▶ _Given request_: Each record must be retyped in full. No character may differ.

══ Data to use ══

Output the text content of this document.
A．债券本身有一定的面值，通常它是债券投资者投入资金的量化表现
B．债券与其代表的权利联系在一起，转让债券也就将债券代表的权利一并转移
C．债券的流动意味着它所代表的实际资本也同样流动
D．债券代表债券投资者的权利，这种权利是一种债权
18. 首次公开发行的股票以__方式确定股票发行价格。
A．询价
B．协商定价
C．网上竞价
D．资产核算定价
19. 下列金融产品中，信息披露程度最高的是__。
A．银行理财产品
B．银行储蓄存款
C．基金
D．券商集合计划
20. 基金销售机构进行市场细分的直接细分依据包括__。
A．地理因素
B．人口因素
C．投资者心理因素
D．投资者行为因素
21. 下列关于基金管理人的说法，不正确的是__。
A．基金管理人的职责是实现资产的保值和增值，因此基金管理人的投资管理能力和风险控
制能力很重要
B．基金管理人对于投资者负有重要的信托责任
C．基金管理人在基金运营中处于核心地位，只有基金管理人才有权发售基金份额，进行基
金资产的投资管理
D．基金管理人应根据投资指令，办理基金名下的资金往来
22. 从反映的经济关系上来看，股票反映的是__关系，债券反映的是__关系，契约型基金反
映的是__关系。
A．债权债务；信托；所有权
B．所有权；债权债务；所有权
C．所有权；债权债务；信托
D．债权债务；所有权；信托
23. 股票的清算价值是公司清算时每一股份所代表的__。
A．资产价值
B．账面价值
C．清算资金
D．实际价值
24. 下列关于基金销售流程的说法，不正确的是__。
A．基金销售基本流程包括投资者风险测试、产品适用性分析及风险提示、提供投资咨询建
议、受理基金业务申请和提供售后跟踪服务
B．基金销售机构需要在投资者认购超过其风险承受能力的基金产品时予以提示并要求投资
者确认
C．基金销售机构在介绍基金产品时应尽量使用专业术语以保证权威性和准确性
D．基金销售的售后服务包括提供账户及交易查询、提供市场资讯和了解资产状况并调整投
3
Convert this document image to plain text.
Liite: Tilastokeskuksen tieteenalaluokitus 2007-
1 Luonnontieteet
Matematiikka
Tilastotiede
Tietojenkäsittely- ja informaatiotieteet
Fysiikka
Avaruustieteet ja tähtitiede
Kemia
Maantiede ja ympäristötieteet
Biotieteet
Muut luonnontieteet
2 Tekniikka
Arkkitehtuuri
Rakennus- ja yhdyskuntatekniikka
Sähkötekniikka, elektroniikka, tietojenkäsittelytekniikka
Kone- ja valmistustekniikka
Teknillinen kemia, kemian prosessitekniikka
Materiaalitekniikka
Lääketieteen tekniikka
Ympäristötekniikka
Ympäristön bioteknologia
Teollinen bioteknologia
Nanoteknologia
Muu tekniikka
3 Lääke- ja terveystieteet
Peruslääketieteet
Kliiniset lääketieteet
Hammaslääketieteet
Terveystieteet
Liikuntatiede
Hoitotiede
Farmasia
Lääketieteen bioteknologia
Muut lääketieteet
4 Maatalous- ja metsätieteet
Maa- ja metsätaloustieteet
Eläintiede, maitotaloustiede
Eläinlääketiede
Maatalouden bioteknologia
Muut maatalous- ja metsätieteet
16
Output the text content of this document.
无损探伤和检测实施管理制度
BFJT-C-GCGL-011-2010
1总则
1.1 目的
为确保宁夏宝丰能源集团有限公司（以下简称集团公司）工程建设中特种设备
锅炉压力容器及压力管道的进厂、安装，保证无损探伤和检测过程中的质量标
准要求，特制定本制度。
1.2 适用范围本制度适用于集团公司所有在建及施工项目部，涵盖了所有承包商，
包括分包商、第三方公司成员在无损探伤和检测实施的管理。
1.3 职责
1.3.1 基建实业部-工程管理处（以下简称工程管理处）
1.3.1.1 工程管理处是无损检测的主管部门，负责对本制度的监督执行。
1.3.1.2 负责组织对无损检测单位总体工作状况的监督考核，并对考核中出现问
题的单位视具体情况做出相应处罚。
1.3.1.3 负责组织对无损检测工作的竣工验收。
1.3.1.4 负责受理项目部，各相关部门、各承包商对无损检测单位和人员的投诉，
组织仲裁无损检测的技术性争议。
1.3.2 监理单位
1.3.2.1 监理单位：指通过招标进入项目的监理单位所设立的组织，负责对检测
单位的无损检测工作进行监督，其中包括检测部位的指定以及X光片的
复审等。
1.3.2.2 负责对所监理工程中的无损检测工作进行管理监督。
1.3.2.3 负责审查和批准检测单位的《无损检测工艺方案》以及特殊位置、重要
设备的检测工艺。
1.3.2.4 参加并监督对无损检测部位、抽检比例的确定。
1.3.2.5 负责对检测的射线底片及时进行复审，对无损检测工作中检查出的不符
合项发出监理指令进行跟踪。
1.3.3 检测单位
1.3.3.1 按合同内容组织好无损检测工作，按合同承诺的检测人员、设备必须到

═══

▶ _Response below_:
Output the text content of this document.
A．债券本身有一定的面值，通常它是债券投资者投入资金的量化表现
B．债券与其代表的权利联系在一起，转让债券也就将债券代表的权利一并转移
C．债券的流动意味着它所代表的实际资本也同样流动
D．债券代表债券投资者的权利，这种权利是一种债权
18. 首次公开发行的股票以__方式确定股票发行价格。
A．询价
B．协商定价
C．网上竞价
D．资产核算定价
19. 下列金融产品中，信息披露程度最高的是__。
A．银行理财产品
B．银行储蓄存款
C．基金
D．券商集合计划
20. 基金销售机构进行市场细分的直接细分依据包括__。
A．地理因素
B．人口因素
C．投资者心理因素
D．投资者行为因素
21. 下列关于基金管理人的说法，不正确的是__。
A．基金管理人的职责是实现资产的保值和增值，因此基金管理人的投资管理能力和风险控
制能力很重要
B．基金管理人对于投资者负有重要的信托责任
C．基金管理人在基金运营中处于核心地位，只有基金管理人才有权发售基金份额，进行基
金资产的投资管理
D．基金管理人应根据投资指令，办理基金名下的资金往来
22. 从反映的经济关系上来看，股票反映的是__关系，债券反映的是__关系，契约型基金反
映的是__关系。
A．债权债务；信托；所有权
B．所有权；债权债务；所有权
C．所有权；债权债务；信托
D．债权债务；所有权；信托
23. 股票的清算价值是公司清算时每一股份所代表的__。
A．资产价值
B．账面价值
C．清算资金
D．实际价值
24. 下列关于基金销售流程的说法，不正确的是__。
A．基金销售基本流程包括投资者风险测试、产品适用性分析及风险提示、提供投资咨询建
议、受理基金业务申请和提供售后跟踪服务
B．基金销售机构需要在投资者认购超过其风险承受能力的基金产品时予以提示并要求投资
者确认
C．基金销售机构在介绍基金产品时应尽量使用专业术语以保证权威性和准确性
D．基金销售的售后服务包括提供账户及交易查询、提供市场资讯和了解资产状况并调整投
3
Convert this document image to plain text.
Liite: Tilastokeskuksen tieteenalaluokitus 2007-
1 Luonnontieteet
Matematiikka
Tilastotiede
Tietojenkäsittely- ja informaatiotieteet
Fysiikka
Avaruustieteet ja tähtitiede
Kemia
Maantiede ja ympäristötieteet
Biotieteet
Muut luonnontieteet
2 Tekniikka
Arkkitehtuuri
Rakennus- ja yhdyskuntatekniikka
Sähkötekniikka, elektroniikka, tietojenkäsittelytekniikka
Kone- ja valmistustekniikka
Teknillinen kemia, kemian prosessitekniikka
Materiaalitekniikka
Lääketieteen tekniikka
Ympäristötekniikka
Ympäristön bioteknologia
Teollinen bioteknologia
Nanoteknologia
Muu tekniikka
3 Lääke- ja terveystieteet
Peruslääketieteet
Kliiniset lääketieteet
Hammaslääketieteet
Terveystieteet
Liikuntatiede
Hoitotiede
Farmasia
Lääketieteen bioteknologia
Muut lääketieteet
4 Maatalous- ja metsätieteet
Maa- ja metsätaloustieteet
Eläintiede, maitotaloustiede
Eläinlääketiede
Maatalouden bioteknologia
Muut maatalous- ja metsätieteet
16
Output the text content of this document.
无损探伤和检测实施管理制度
BFJT-C-GCGL-011-2010
1总则
1.1 目的
为确保宁夏宝丰能源集团有限公司（以下简称集团公司）工程建设中特种设备
锅炉压力容器及压力管道的进厂、安装，保证无损探伤和检测过程中的质量标
准要求，特制定本制度。
1.2 适用范围本制度适用于集团公司所有在建及施工项目部，涵盖了所有承包商，
包括分包商、第三方公司成员在无损探伤和检测实施的管理。
1.3 职责
1.3.1 基建实业部-工程管理处（以下简称工程管理处）
1.3.1.1 工程管理处是无损检测的主管部门，负责对本制度的监督执行。
1.3.1.2 负责组织对无损检测单位总体工作状况的监督考核，并对考核中出现问
题的单位视具体情况做出相应处罚。
1.3.1.3 负责组织对无损检测工作的竣工验收。
1.3.1.4 负责受理项目部，各相关部门、各承包商对无损检测单位和人员的投诉，
组织仲裁无损检测的技术性争议。
1.3.2 监理单位
1.3.2.1 监理单位：指通过招标进入项目的监理单位所设立的组织，负责对检测
单位的无损检测工作进行监督，其中包括检测部位的指定以及X光片的
复审等。
1.3.2.2 负责对所监理工程中的无损检测工作进行管理监督。
1.3.2.3 负责审查和批准检测单位的《无损检测工艺方案》以及特殊位置、重要
设备的检测工艺。
1.3.2.4 参加并监督对无损检测部位、抽检比例的确定。
1.3.2.5 负责对检测的射线底片及时进行复审，对无损检测工作中检查出的不符
合项发出监理指令进行跟踪。
1.3.3 检测单位
1.3.3.1 按合同内容组织好无损检测工作，按合同承诺的检测人员、设备必须到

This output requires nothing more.